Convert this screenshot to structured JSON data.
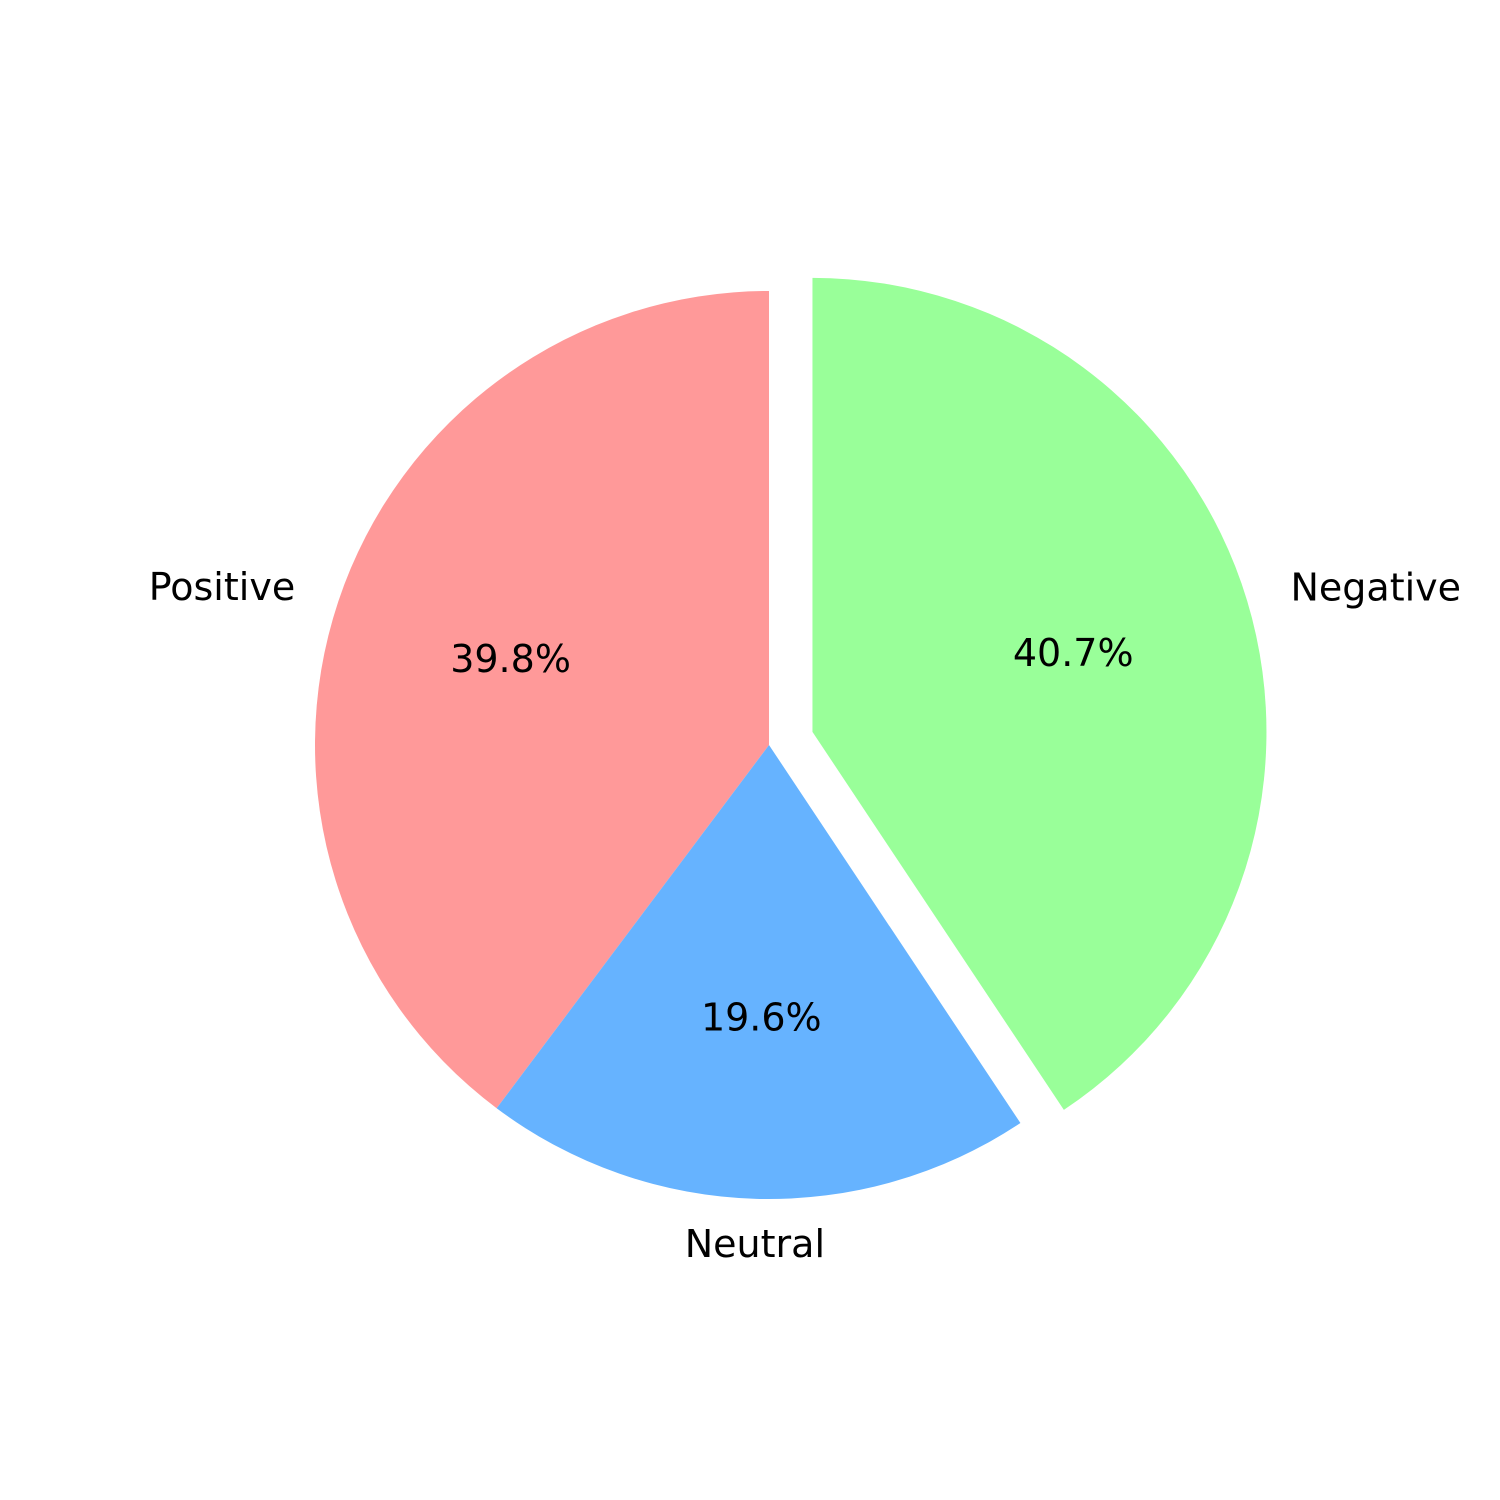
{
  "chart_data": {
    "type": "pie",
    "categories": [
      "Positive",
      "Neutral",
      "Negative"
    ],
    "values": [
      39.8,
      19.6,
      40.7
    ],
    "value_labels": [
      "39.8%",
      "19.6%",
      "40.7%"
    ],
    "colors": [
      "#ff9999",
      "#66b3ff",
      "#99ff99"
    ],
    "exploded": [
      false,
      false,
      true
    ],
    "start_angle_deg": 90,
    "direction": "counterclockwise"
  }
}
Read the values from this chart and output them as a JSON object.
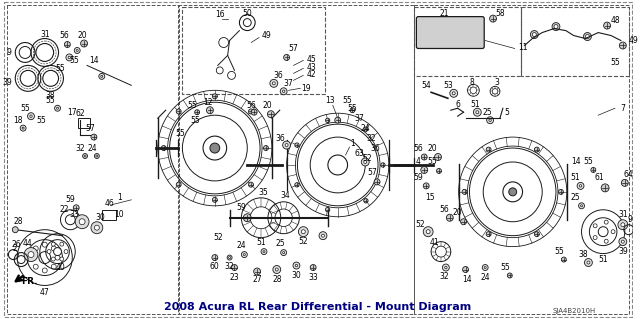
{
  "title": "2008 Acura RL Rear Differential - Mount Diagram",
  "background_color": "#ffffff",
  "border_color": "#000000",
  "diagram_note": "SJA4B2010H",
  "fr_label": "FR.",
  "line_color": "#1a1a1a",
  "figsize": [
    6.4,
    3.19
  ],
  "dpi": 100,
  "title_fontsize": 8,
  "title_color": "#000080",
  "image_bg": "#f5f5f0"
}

********************

Directive: Where a line of the records above holds the word "values", copy that line.

Reply to the exercise:
    "values": [
Read the values from this chart and output them as a JSON object.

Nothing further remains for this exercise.